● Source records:

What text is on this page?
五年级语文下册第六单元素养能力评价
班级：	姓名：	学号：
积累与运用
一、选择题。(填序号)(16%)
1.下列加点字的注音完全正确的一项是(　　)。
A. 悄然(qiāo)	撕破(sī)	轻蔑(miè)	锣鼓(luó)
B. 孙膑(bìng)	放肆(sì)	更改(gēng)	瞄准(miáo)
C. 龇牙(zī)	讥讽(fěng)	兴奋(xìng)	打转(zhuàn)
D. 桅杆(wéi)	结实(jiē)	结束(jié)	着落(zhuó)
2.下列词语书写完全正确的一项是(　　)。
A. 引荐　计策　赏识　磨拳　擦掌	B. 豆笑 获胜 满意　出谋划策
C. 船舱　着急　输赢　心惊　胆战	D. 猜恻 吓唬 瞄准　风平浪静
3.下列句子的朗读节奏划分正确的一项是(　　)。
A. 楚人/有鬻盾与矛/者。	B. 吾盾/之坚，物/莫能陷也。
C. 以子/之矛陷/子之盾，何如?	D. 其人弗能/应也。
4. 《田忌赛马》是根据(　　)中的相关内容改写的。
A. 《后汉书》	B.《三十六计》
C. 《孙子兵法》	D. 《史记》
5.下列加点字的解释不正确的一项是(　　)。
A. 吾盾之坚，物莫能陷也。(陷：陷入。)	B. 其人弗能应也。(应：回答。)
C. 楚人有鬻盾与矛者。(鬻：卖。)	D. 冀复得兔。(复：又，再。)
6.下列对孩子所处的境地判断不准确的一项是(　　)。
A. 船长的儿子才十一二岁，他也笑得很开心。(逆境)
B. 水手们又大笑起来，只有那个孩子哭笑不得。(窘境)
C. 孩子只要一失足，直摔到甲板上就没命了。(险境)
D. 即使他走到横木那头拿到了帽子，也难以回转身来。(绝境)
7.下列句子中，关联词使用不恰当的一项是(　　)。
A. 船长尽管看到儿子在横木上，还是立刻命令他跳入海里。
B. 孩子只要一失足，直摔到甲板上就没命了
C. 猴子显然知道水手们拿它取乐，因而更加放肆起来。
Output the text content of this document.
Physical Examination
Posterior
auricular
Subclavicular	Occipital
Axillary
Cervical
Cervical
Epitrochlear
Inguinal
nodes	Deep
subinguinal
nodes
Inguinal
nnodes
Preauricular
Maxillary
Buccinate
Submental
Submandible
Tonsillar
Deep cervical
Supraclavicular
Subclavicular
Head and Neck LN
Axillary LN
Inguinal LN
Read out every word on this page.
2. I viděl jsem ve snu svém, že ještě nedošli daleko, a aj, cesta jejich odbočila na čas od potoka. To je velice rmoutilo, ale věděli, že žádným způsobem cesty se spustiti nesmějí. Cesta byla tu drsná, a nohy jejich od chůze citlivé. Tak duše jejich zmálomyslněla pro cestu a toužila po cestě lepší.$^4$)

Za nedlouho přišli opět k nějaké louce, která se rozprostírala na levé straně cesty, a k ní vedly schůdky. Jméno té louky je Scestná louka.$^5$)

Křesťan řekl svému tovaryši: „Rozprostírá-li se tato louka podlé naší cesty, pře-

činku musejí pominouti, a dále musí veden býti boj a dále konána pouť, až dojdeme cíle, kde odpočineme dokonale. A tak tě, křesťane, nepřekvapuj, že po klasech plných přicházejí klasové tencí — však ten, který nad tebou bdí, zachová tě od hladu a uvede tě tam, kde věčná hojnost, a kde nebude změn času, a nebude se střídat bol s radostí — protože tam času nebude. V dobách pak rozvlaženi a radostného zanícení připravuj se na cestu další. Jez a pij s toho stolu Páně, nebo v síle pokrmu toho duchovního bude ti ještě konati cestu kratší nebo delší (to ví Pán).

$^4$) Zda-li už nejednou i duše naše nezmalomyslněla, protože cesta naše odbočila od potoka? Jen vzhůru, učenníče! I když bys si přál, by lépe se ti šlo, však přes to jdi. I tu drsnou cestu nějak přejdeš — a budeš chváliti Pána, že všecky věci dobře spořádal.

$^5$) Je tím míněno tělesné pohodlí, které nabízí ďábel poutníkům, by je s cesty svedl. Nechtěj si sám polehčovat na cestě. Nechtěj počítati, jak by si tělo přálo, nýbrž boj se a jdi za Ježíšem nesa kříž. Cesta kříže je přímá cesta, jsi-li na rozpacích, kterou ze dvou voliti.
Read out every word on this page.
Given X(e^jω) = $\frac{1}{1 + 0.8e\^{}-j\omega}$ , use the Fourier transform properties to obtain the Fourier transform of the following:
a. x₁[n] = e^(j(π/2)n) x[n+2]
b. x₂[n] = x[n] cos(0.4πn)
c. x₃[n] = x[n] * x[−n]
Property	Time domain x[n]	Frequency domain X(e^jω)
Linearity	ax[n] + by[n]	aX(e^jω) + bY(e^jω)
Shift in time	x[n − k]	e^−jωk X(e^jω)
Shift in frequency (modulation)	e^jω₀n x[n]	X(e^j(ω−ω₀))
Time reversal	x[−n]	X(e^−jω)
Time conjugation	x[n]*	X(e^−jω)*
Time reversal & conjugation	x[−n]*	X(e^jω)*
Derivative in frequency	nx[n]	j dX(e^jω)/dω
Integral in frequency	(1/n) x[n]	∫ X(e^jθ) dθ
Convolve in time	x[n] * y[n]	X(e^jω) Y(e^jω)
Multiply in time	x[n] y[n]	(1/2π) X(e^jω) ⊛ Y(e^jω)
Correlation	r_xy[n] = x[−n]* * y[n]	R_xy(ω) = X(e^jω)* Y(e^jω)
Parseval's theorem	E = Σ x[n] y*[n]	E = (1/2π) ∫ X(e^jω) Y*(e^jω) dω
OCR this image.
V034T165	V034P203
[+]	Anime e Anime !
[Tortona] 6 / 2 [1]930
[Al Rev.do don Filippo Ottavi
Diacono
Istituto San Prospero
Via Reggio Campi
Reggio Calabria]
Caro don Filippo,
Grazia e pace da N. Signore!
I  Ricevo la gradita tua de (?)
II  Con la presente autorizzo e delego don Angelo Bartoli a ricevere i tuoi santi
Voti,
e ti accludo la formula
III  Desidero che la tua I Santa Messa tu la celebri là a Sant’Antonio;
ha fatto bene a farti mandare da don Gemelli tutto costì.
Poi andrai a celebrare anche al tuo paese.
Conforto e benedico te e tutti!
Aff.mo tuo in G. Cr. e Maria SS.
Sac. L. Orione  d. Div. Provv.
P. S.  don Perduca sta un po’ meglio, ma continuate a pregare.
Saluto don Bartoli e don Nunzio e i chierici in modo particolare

● What you have to do:
Return each line with "孩子只要一失足".

● Final answer:
C. 孩子只要一失足，直摔到甲板上就没命了。(险境)
B. 孩子只要一失足，直摔到甲板上就没命了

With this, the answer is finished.